══ DATA PROVIDED ══
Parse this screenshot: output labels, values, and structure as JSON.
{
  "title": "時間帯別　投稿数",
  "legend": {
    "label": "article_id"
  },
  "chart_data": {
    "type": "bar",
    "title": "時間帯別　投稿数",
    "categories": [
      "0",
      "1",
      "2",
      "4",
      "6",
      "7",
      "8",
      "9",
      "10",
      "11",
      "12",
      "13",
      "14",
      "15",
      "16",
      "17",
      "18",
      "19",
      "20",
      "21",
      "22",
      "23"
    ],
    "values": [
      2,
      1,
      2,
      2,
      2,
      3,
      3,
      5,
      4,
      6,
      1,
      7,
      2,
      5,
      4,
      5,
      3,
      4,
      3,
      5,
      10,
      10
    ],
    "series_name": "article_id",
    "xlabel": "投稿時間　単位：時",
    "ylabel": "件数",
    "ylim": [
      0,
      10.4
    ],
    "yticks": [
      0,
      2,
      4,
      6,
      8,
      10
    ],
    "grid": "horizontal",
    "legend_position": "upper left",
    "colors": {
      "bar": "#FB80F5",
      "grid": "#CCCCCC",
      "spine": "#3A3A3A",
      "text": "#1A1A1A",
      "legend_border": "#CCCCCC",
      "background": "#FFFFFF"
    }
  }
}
═══
Copy each line of the records containing the string "values".

Parse this screenshot: output labels, values, and structure as JSON.
    "values": [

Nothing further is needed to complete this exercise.